* **Available records**
____________________
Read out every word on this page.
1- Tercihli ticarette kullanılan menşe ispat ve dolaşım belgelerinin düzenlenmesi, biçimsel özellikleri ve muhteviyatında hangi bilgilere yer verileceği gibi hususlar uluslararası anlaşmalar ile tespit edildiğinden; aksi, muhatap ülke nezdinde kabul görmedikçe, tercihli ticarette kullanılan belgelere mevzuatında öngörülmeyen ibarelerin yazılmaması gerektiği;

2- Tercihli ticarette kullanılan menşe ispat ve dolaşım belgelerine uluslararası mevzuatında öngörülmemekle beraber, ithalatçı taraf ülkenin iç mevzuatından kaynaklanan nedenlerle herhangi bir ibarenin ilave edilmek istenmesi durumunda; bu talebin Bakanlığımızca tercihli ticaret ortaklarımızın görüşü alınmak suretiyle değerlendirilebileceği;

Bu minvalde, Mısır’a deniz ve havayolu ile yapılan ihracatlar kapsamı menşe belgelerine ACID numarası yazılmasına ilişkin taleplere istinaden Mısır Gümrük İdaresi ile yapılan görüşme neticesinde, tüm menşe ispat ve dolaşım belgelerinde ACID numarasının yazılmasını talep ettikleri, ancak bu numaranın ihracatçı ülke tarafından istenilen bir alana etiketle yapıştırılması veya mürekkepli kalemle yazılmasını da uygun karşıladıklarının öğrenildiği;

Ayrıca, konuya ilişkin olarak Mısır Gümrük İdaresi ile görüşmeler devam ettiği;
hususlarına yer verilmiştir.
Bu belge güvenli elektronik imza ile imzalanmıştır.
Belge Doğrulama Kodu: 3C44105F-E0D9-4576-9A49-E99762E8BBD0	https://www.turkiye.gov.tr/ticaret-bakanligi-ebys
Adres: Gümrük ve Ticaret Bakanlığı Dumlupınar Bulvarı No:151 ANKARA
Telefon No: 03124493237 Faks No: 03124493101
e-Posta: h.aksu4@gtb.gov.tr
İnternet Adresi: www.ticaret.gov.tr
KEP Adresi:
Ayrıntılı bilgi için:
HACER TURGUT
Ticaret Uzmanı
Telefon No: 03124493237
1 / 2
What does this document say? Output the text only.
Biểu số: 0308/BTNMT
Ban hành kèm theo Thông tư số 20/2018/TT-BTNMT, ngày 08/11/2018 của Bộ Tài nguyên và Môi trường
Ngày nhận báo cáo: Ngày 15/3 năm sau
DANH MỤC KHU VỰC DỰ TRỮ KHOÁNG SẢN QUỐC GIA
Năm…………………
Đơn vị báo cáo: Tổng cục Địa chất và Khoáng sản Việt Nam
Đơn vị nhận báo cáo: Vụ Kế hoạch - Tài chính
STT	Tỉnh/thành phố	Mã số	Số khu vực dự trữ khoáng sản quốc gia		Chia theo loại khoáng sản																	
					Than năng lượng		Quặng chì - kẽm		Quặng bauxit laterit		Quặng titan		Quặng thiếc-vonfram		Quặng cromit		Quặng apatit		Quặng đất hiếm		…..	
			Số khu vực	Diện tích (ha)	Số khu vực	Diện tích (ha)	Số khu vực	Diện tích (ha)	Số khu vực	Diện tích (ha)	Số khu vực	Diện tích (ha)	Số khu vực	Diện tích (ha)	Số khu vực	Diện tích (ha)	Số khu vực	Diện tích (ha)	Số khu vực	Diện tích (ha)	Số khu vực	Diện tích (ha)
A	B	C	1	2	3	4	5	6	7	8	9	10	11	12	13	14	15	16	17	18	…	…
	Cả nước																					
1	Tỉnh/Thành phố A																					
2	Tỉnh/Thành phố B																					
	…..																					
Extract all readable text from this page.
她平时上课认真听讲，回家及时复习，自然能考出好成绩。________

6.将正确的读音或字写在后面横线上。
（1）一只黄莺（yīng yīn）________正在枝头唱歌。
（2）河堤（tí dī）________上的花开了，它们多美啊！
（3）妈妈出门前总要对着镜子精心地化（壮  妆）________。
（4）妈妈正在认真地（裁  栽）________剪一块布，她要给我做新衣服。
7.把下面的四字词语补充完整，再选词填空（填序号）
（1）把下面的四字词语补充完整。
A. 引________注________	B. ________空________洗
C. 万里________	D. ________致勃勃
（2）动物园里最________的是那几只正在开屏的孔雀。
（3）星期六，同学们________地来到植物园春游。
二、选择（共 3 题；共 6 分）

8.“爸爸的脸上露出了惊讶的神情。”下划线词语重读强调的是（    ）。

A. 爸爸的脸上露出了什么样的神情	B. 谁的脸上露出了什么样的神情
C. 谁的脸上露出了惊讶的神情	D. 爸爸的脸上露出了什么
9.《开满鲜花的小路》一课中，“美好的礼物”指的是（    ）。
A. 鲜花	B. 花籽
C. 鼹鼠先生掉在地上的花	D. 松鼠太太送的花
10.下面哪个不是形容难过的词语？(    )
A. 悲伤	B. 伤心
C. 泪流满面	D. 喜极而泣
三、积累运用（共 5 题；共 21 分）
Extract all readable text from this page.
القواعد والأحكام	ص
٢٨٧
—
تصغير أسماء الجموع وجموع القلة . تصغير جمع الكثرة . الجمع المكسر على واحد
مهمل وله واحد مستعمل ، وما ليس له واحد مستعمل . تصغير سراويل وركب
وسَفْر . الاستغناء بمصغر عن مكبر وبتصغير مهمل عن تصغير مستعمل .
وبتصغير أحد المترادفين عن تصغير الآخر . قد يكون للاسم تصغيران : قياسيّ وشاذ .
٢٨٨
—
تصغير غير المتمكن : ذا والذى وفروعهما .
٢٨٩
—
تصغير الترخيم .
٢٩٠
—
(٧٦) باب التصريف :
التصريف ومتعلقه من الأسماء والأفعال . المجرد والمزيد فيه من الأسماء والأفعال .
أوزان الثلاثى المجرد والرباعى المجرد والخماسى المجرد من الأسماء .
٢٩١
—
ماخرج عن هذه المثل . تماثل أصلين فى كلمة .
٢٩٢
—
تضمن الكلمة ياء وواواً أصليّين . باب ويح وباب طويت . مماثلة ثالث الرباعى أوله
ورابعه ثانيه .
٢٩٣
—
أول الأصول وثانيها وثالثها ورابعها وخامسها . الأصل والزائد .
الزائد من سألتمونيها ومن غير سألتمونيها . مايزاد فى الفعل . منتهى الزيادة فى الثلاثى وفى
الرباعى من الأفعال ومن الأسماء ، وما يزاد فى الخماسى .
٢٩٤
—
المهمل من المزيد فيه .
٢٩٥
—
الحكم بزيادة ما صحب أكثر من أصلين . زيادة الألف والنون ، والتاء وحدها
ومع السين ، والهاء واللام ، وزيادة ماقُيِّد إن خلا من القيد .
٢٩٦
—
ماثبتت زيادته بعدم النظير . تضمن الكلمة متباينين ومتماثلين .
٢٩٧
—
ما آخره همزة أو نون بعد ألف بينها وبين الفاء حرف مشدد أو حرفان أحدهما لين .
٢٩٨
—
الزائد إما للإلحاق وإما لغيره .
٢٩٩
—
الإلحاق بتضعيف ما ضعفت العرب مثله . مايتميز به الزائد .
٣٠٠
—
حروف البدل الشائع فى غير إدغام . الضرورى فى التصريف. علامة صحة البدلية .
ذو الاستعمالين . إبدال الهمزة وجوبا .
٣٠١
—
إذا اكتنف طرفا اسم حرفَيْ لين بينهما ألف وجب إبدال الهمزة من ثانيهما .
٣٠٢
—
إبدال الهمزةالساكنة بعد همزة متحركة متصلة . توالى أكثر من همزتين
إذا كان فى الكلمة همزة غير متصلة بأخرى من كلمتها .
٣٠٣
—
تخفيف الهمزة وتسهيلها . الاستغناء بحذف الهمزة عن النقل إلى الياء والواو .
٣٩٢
____________________
* **Set exercise**
Without omitting anything, output the entries exactly.

* **Expected answer**
Read out every word on this page.
1- Tercihli ticarette kullanılan menşe ispat ve dolaşım belgelerinin düzenlenmesi, biçimsel özellikleri ve muhteviyatında hangi bilgilere yer verileceği gibi hususlar uluslararası anlaşmalar ile tespit edildiğinden; aksi, muhatap ülke nezdinde kabul görmedikçe, tercihli ticarette kullanılan belgelere mevzuatında öngörülmeyen ibarelerin yazılmaması gerektiği;

2- Tercihli ticarette kullanılan menşe ispat ve dolaşım belgelerine uluslararası mevzuatında öngörülmemekle beraber, ithalatçı taraf ülkenin iç mevzuatından kaynaklanan nedenlerle herhangi bir ibarenin ilave edilmek istenmesi durumunda; bu talebin Bakanlığımızca tercihli ticaret ortaklarımızın görüşü alınmak suretiyle değerlendirilebileceği;

Bu minvalde, Mısır’a deniz ve havayolu ile yapılan ihracatlar kapsamı menşe belgelerine ACID numarası yazılmasına ilişkin taleplere istinaden Mısır Gümrük İdaresi ile yapılan görüşme neticesinde, tüm menşe ispat ve dolaşım belgelerinde ACID numarasının yazılmasını talep ettikleri, ancak bu numaranın ihracatçı ülke tarafından istenilen bir alana etiketle yapıştırılması veya mürekkepli kalemle yazılmasını da uygun karşıladıklarının öğrenildiği;

Ayrıca, konuya ilişkin olarak Mısır Gümrük İdaresi ile görüşmeler devam ettiği;
hususlarına yer verilmiştir.
Bu belge güvenli elektronik imza ile imzalanmıştır.
Belge Doğrulama Kodu: 3C44105F-E0D9-4576-9A49-E99762E8BBD0	https://www.turkiye.gov.tr/ticaret-bakanligi-ebys
Adres: Gümrük ve Ticaret Bakanlığı Dumlupınar Bulvarı No:151 ANKARA
Telefon No: 03124493237 Faks No: 03124493101
e-Posta: h.aksu4@gtb.gov.tr
İnternet Adresi: www.ticaret.gov.tr
KEP Adresi:
Ayrıntılı bilgi için:
HACER TURGUT
Ticaret Uzmanı
Telefon No: 03124493237
1 / 2
What does this document say? Output the text only.
Biểu số: 0308/BTNMT
Ban hành kèm theo Thông tư số 20/2018/TT-BTNMT, ngày 08/11/2018 của Bộ Tài nguyên và Môi trường
Ngày nhận báo cáo: Ngày 15/3 năm sau
DANH MỤC KHU VỰC DỰ TRỮ KHOÁNG SẢN QUỐC GIA
Năm…………………
Đơn vị báo cáo: Tổng cục Địa chất và Khoáng sản Việt Nam
Đơn vị nhận báo cáo: Vụ Kế hoạch - Tài chính
STT	Tỉnh/thành phố	Mã số	Số khu vực dự trữ khoáng sản quốc gia		Chia theo loại khoáng sản																	
					Than năng lượng		Quặng chì - kẽm		Quặng bauxit laterit		Quặng titan		Quặng thiếc-vonfram		Quặng cromit		Quặng apatit		Quặng đất hiếm		…..	
			Số khu vực	Diện tích (ha)	Số khu vực	Diện tích (ha)	Số khu vực	Diện tích (ha)	Số khu vực	Diện tích (ha)	Số khu vực	Diện tích (ha)	Số khu vực	Diện tích (ha)	Số khu vực	Diện tích (ha)	Số khu vực	Diện tích (ha)	Số khu vực	Diện tích (ha)	Số khu vực	Diện tích (ha)
A	B	C	1	2	3	4	5	6	7	8	9	10	11	12	13	14	15	16	17	18	…	…
	Cả nước																					
1	Tỉnh/Thành phố A																					
2	Tỉnh/Thành phố B																					
	…..																					
Extract all readable text from this page.
她平时上课认真听讲，回家及时复习，自然能考出好成绩。________

6.将正确的读音或字写在后面横线上。
（1）一只黄莺（yīng yīn）________正在枝头唱歌。
（2）河堤（tí dī）________上的花开了，它们多美啊！
（3）妈妈出门前总要对着镜子精心地化（壮  妆）________。
（4）妈妈正在认真地（裁  栽）________剪一块布，她要给我做新衣服。
7.把下面的四字词语补充完整，再选词填空（填序号）
（1）把下面的四字词语补充完整。
A. 引________注________	B. ________空________洗
C. 万里________	D. ________致勃勃
（2）动物园里最________的是那几只正在开屏的孔雀。
（3）星期六，同学们________地来到植物园春游。
二、选择（共 3 题；共 6 分）

8.“爸爸的脸上露出了惊讶的神情。”下划线词语重读强调的是（    ）。

A. 爸爸的脸上露出了什么样的神情	B. 谁的脸上露出了什么样的神情
C. 谁的脸上露出了惊讶的神情	D. 爸爸的脸上露出了什么
9.《开满鲜花的小路》一课中，“美好的礼物”指的是（    ）。
A. 鲜花	B. 花籽
C. 鼹鼠先生掉在地上的花	D. 松鼠太太送的花
10.下面哪个不是形容难过的词语？(    )
A. 悲伤	B. 伤心
C. 泪流满面	D. 喜极而泣
三、积累运用（共 5 题；共 21 分）
Extract all readable text from this page.
القواعد والأحكام	ص
٢٨٧
—
تصغير أسماء الجموع وجموع القلة . تصغير جمع الكثرة . الجمع المكسر على واحد
مهمل وله واحد مستعمل ، وما ليس له واحد مستعمل . تصغير سراويل وركب
وسَفْر . الاستغناء بمصغر عن مكبر وبتصغير مهمل عن تصغير مستعمل .
وبتصغير أحد المترادفين عن تصغير الآخر . قد يكون للاسم تصغيران : قياسيّ وشاذ .
٢٨٨
—
تصغير غير المتمكن : ذا والذى وفروعهما .
٢٨٩
—
تصغير الترخيم .
٢٩٠
—
(٧٦) باب التصريف :
التصريف ومتعلقه من الأسماء والأفعال . المجرد والمزيد فيه من الأسماء والأفعال .
أوزان الثلاثى المجرد والرباعى المجرد والخماسى المجرد من الأسماء .
٢٩١
—
ماخرج عن هذه المثل . تماثل أصلين فى كلمة .
٢٩٢
—
تضمن الكلمة ياء وواواً أصليّين . باب ويح وباب طويت . مماثلة ثالث الرباعى أوله
ورابعه ثانيه .
٢٩٣
—
أول الأصول وثانيها وثالثها ورابعها وخامسها . الأصل والزائد .
الزائد من سألتمونيها ومن غير سألتمونيها . مايزاد فى الفعل . منتهى الزيادة فى الثلاثى وفى
الرباعى من الأفعال ومن الأسماء ، وما يزاد فى الخماسى .
٢٩٤
—
المهمل من المزيد فيه .
٢٩٥
—
الحكم بزيادة ما صحب أكثر من أصلين . زيادة الألف والنون ، والتاء وحدها
ومع السين ، والهاء واللام ، وزيادة ماقُيِّد إن خلا من القيد .
٢٩٦
—
ماثبتت زيادته بعدم النظير . تضمن الكلمة متباينين ومتماثلين .
٢٩٧
—
ما آخره همزة أو نون بعد ألف بينها وبين الفاء حرف مشدد أو حرفان أحدهما لين .
٢٩٨
—
الزائد إما للإلحاق وإما لغيره .
٢٩٩
—
الإلحاق بتضعيف ما ضعفت العرب مثله . مايتميز به الزائد .
٣٠٠
—
حروف البدل الشائع فى غير إدغام . الضرورى فى التصريف. علامة صحة البدلية .
ذو الاستعمالين . إبدال الهمزة وجوبا .
٣٠١
—
إذا اكتنف طرفا اسم حرفَيْ لين بينهما ألف وجب إبدال الهمزة من ثانيهما .
٣٠٢
—
إبدال الهمزةالساكنة بعد همزة متحركة متصلة . توالى أكثر من همزتين
إذا كان فى الكلمة همزة غير متصلة بأخرى من كلمتها .
٣٠٣
—
تخفيف الهمزة وتسهيلها . الاستغناء بحذف الهمزة عن النقل إلى الياء والواو .
٣٩٢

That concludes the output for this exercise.